▶ _Written instruction_:
Go through the listing below and list every line with "加入铁粉".

───── The records

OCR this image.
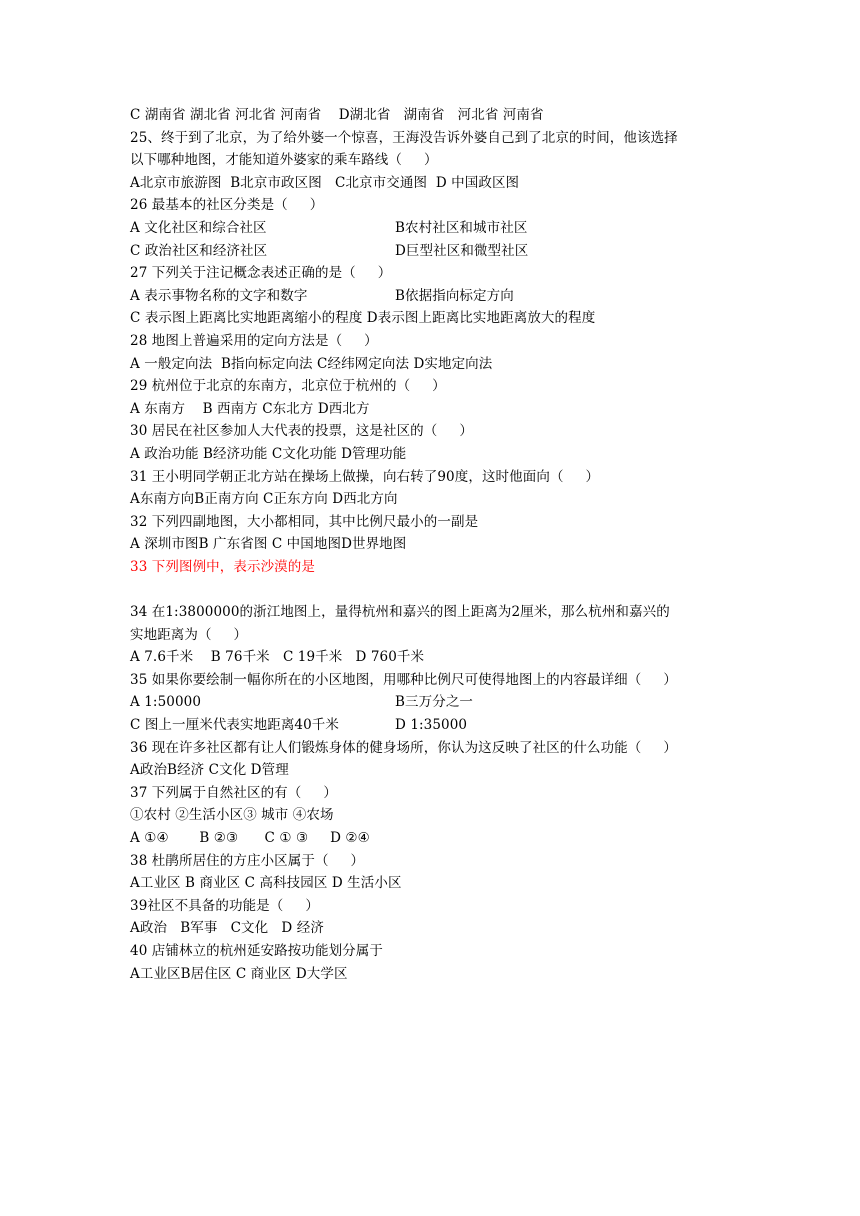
C 湖南省 湖北省 河北省 河南省    D湖北省   湖南省   河北省 河南省
25、终于到了北京，为了给外婆一个惊喜，王海没告诉外婆自己到了北京的时间，他该选择
以下哪种地图，才能知道外婆家的乘车路线（     ）
A北京市旅游图  B北京市政区图   C北京市交通图  D 中国政区图
26 最基本的社区分类是（     ）
A 文化社区和综合社区	B农村社区和城市社区
C 政治社区和经济社区	D巨型社区和微型社区
27 下列关于注记概念表述正确的是（     ）
A 表示事物名称的文字和数字	B依据指向标定方向
C 表示图上距离比实地距离缩小的程度 D表示图上距离比实地距离放大的程度
28 地图上普遍采用的定向方法是（     ）
A 一般定向法  B指向标定向法 C经纬网定向法 D实地定向法
29 杭州位于北京的东南方，北京位于杭州的（     ）
A 东南方    B 西南方 C东北方 D西北方
30 居民在社区参加人大代表的投票，这是社区的（     ）
A 政治功能 B经济功能 C文化功能 D管理功能
31 王小明同学朝正北方站在操场上做操，向右转了90度，这时他面向（     ）
A东南方向B正南方向 C正东方向 D西北方向
32 下列四副地图，大小都相同，其中比例尺最小的一副是
A 深圳市图B 广东省图 C 中国地图D世界地图
33 下列图例中，表示沙漠的是
34 在1:3800000的浙江地图上，量得杭州和嘉兴的图上距离为2厘米，那么杭州和嘉兴的
实地距离为（     ）
A 7.6千米    B 76千米   C 19千米   D 760千米
35 如果你要绘制一幅你所在的小区地图，用哪种比例尺可使得地图上的内容最详细（     ）
A 1:50000	B三万分之一
C 图上一厘米代表实地距离40千米	D 1:35000
36 现在许多社区都有让人们锻炼身体的健身场所，你认为这反映了社区的什么功能（     ）
A政治B经济 C文化 D管理
37 下列属于自然社区的有（     ）
①农村 ②生活小区③ 城市 ④农场
A ①④       B ②③      C ① ③     D ②④
38 杜鹃所居住的方庄小区属于（     ）
A工业区 B 商业区 C 高科技园区 D 生活小区
39社区不具备的功能是（     ）
A政治   B军事   C文化   D 经济
40 店铺林立的杭州延安路按功能划分属于
A工业区B居住区 C 商业区 D大学区
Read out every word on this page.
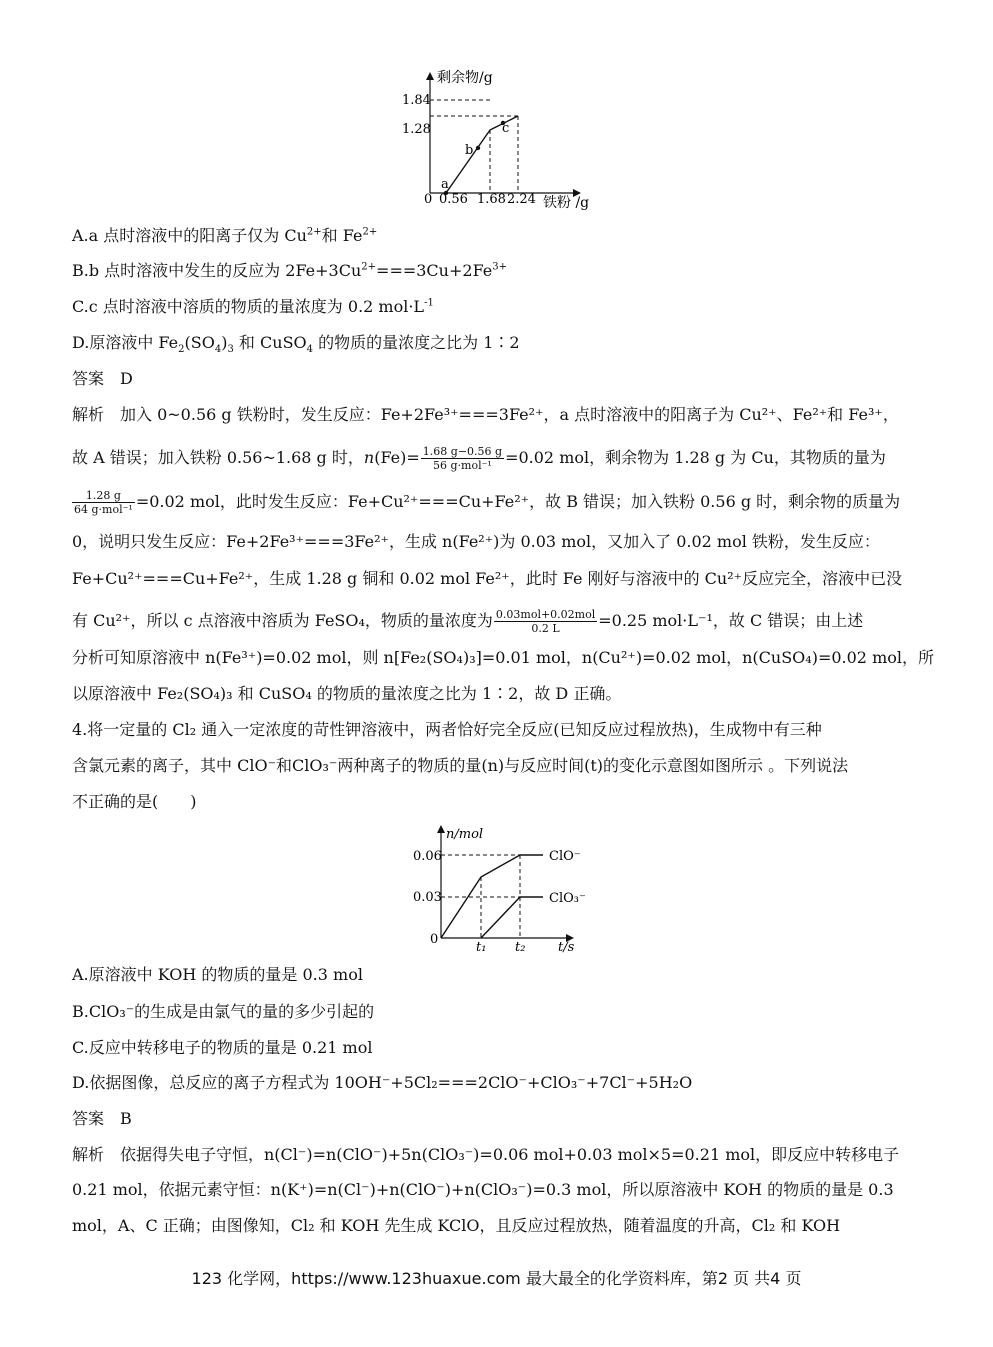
剩余物/g
1.84
1.28
0 0.56 1.68 2.24 铁粉 /g
a
b
c
A.a 点时溶液中的阳离子仅为 $Cu^{2+}$和 $Fe^{2+}$
B.b 点时溶液中发生的反应为 $2Fe+3Cu^{2+}===3Cu+2Fe^{3+}$
C.c 点时溶液中溶质的物质的量浓度为 0.2 $mol\cdot L^{-1}$
D.原溶液中 $Fe_2(SO_4)_3$ 和 CuSO$_4$ 的物质的量浓度之比为 1∶2
答案　D
解析　加入 0~0.56 g 铁粉时，发生反应：Fe+2Fe³⁺===3Fe²⁺，a 点时溶液中的阳离子为 Cu²⁺、Fe²⁺和 Fe³⁺，
故 A 错误；加入铁粉 0.56~1.68 g 时，$n(Fe)= \frac{1.68 g-0.56 g}{\text{56 g·mol⁻¹}} =0.02$ mol，剩余物为 1.28 g 为 Cu，其物质的量为
$\frac{1.28 g}{\text{64 g·mol⁻¹}} =0.02$ mol，此时发生反应：Fe+Cu²⁺===Cu+Fe²⁺，故 B 错误；加入铁粉 0.56 g 时，剩余物的质量为
0，说明只发生反应：Fe+2Fe³⁺===3Fe²⁺，生成 n(Fe²⁺)为 0.03 mol，又加入了 0.02 mol 铁粉，发生反应：
Fe+Cu²⁺===Cu+Fe²⁺，生成 1.28 g 铜和 0.02 mol Fe²⁺，此时 Fe 刚好与溶液中的 Cu²⁺反应完全，溶液中已没
有 Cu²⁺，所以 c 点溶液中溶质为 FeSO₄，物质的量浓度为 $\frac{\text{0.03mol+0.02mol}}{0.2 L} =0.25$ mol·L⁻¹，故 C 错误；由上述
分析可知原溶液中 n(Fe³⁺)=0.02 mol，则 n[Fe₂(SO₄)₃]=0.01 mol，n(Cu²⁺)=0.02 mol，n(CuSO₄)=0.02 mol，所
以原溶液中 Fe₂(SO₄)₃ 和 CuSO₄ 的物质的量浓度之比为 1∶2，故 D 正确。
4.将一定量的 Cl₂ 通入一定浓度的苛性钾溶液中，两者恰好完全反应(已知反应过程放热)，生成物中有三种
含氯元素的离子，其中 ClO⁻和ClO₃⁻两种离子的物质的量(n)与反应时间(t)的变化示意图如图所示 。下列说法
不正确的是(　　)
n/mol
0.06
0.03
0
t₁ t₂	t/s
ClO⁻
ClO₃⁻
A.原溶液中 KOH 的物质的量是 0.3 mol
B.ClO₃⁻的生成是由氯气的量的多少引起的
C.反应中转移电子的物质的量是 0.21 mol
D.依据图像，总反应的离子方程式为 10OH⁻+5Cl₂===2ClO⁻+ClO₃⁻+7Cl⁻+5H₂O
答案　B
解析　依据得失电子守恒，n(Cl⁻)=n(ClO⁻)+5n(ClO₃⁻)=0.06 mol+0.03 mol×5=0.21 mol，即反应中转移电子
0.21 mol，依据元素守恒：n(K⁺)=n(Cl⁻)+n(ClO⁻)+n(ClO₃⁻)=0.3 mol，所以原溶液中 KOH 的物质的量是 0.3
mol，A、C 正确；由图像知，Cl₂ 和 KOH 先生成 KClO，且反应过程放热，随着温度的升高，Cl₂ 和 KOH
123 化学网，https://www.123huaxue.com 最大最全的化学资料库，第2 页 共4 页
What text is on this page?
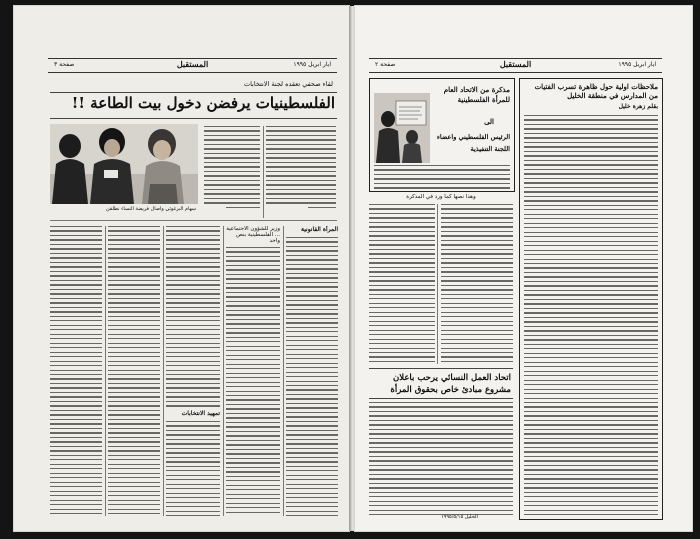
صفحة ٣	المستقبل	ايار ابريل ١٩٩٥
لقاء صحفي تعقده لجنة الانتخابات
الفلسطينيات يرفضن دخول بيت الطاعة !!
سهام البرغوثي واصال فريضة النساء نطلقن
تمهيد الانتخابات
وزير للشؤون الاجتماعية ... الفلسطينية بنص واحد
المرأة القانونية
صفحة ٢	المستقبل	ايار ابريل ١٩٩٥
ملاحظات اولية حول ظاهرة تسرب الفتيات من المدارس في منطقة الخليل
بقلم زهرة خليل
مذكرة من الاتحاد العام للمرأة الفلسطينية
الى
الرئيس الفلسطيني واعضاء اللجنة التنفيذية
وهذا نصها كما ورد في المذكرة
اتحاد العمل النسائي يرحب باعلان مشروع مبادئ خاص بحقوق المرأة
الخليل ١٩٩٥/٥/١٥
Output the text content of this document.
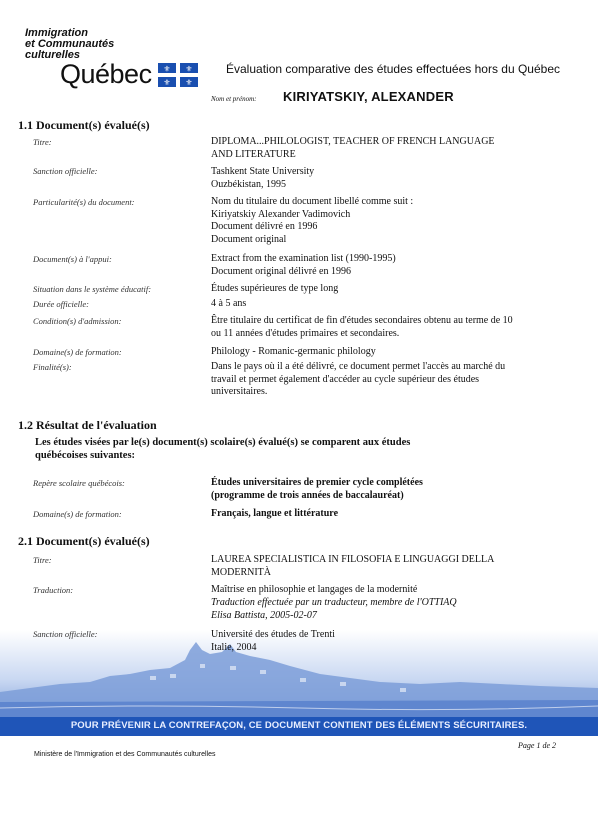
Immigration
et Communautés
culturelles
Québec ⚜ ⚜
⚜ ⚜
Évaluation comparative des études effectuées hors du Québec
Nom et prénom: KIRIYATSKIY, ALEXANDER
1.1 Document(s) évalué(s)
Titre:	DIPLOMA...PHILOLOGIST, TEACHER OF FRENCH LANGUAGE
AND LITERATURE
Sanction officielle:	Tashkent State University
Ouzbékistan, 1995
Particularité(s) du document:	Nom du titulaire du document libellé comme suit :
Kiriyatskiy Alexander Vadimovich
Document délivré en 1996
Document original
Document(s) à l'appui:	Extract from the examination list (1990-1995)
Document original délivré en 1996
Situation dans le système éducatif:	Études supérieures de type long
Durée officielle:	4 à 5 ans
Condition(s) d'admission:	Être titulaire du certificat de fin d'études secondaires obtenu au terme de 10
ou 11 années d'études primaires et secondaires.
Domaine(s) de formation:	Philology - Romanic-germanic philology
Finalité(s):	Dans le pays où il a été délivré, ce document permet l'accès au marché du
travail et permet également d'accéder au cycle supérieur des études
universitaires.
1.2 Résultat de l'évaluation
Les études visées par le(s) document(s) scolaire(s) évalué(s) se comparent aux études
québécoises suivantes:
Repère scolaire québécois:	Études universitaires de premier cycle complétées
(programme de trois années de baccalauréat)
Domaine(s) de formation:	Français, langue et littérature
2.1 Document(s) évalué(s)
Titre:	LAUREA SPECIALISTICA IN FILOSOFIA E LINGUAGGI DELLA
MODERNITÀ
Traduction:	Maîtrise en philosophie et langages de la modernité
Traduction effectuée par un traducteur, membre de l'OTTIAQ
Elisa Battista, 2005-02-07
Sanction officielle:	Université des études de Trenti
Italie, 2004
POUR PRÉVENIR LA CONTREFAÇON, CE DOCUMENT CONTIENT DES ÉLÉMENTS SÉCURITAIRES.
Page 1 de 2
Ministère de l'Immigration et des Communautés culturelles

──────────

▶ _Task response_:
故 A 错误；加入铁粉 0.56~1.68 g 时，$n(Fe)= \frac{1.68 g-0.56 g}{\text{56 g·mol⁻¹}} =0.02$ mol，剩余物为 1.28 g 为 Cu，其物质的量为
$\frac{1.28 g}{\text{64 g·mol⁻¹}} =0.02$ mol，此时发生反应：Fe+Cu²⁺===Cu+Fe²⁺，故 B 错误；加入铁粉 0.56 g 时，剩余物的质量为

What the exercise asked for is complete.